§ **TASK DIRECTIONS**:
Copy each line of the entries that contains the word "text".

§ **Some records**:
▬▬▬▬▬▬▬▬▬▬
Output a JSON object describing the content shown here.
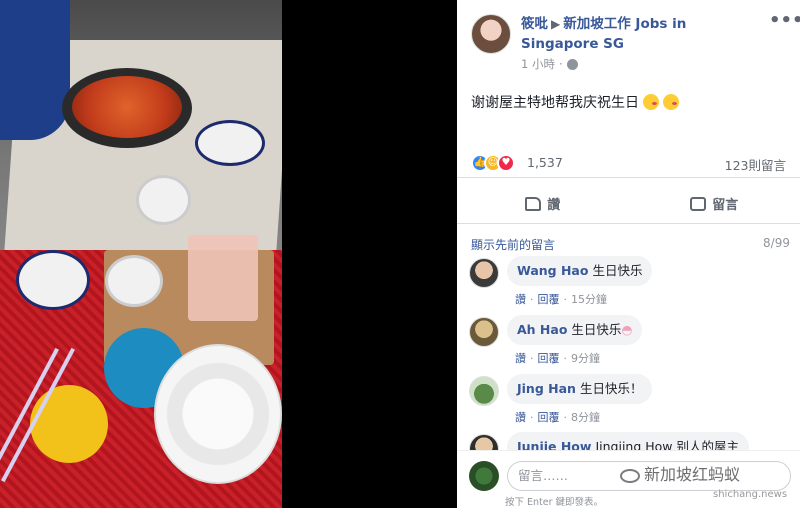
{
  "post": {
    "author": "筱吡",
    "group": "新加坡工作 Jobs in Singapore SG",
    "time": "1 小時",
    "more": "•••",
    "text": "谢谢屋主特地帮我庆祝生日",
    "reactions": {
      "count": "1,537",
      "icons": [
        "like-icon",
        "haha-icon",
        "love-icon"
      ]
    },
    "comment_count": "123則留言",
    "actions": {
      "like": "讚",
      "comment": "留言"
    }
  },
  "comments_section": {
    "previous_label": "顯示先前的留言",
    "pages": "8/99",
    "items": [
      {
        "name": "Wang Hao",
        "text": "生日快乐",
        "like": "讚",
        "reply": "回覆",
        "time": "15分鐘"
      },
      {
        "name": "Ah Hao",
        "text": "生日快乐",
        "like": "讚",
        "reply": "回覆",
        "time": "9分鐘"
      },
      {
        "name": "Jing Han",
        "text": "生日快乐！",
        "like": "讚",
        "reply": "回覆",
        "time": "8分鐘"
      },
      {
        "name": "Junjie How",
        "text": "Jingjing How 别人的屋主",
        "like": "",
        "reply": "",
        "time": ""
      }
    ]
  },
  "comment_box": {
    "placeholder": "留言……",
    "hint": "按下 Enter 鍵即發表。"
  },
  "watermark": {
    "title": "新加坡红蚂蚁",
    "url": "shichang.news"
  }
}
▬▬▬▬▬▬▬▬▬▬
§ **THE REPLY**:
    "text": "谢谢屋主特地帮我庆祝生日",
        "text": "生日快乐",
        "text": "生日快乐",
        "text": "生日快乐！",
        "text": "Jingjing How 别人的屋主",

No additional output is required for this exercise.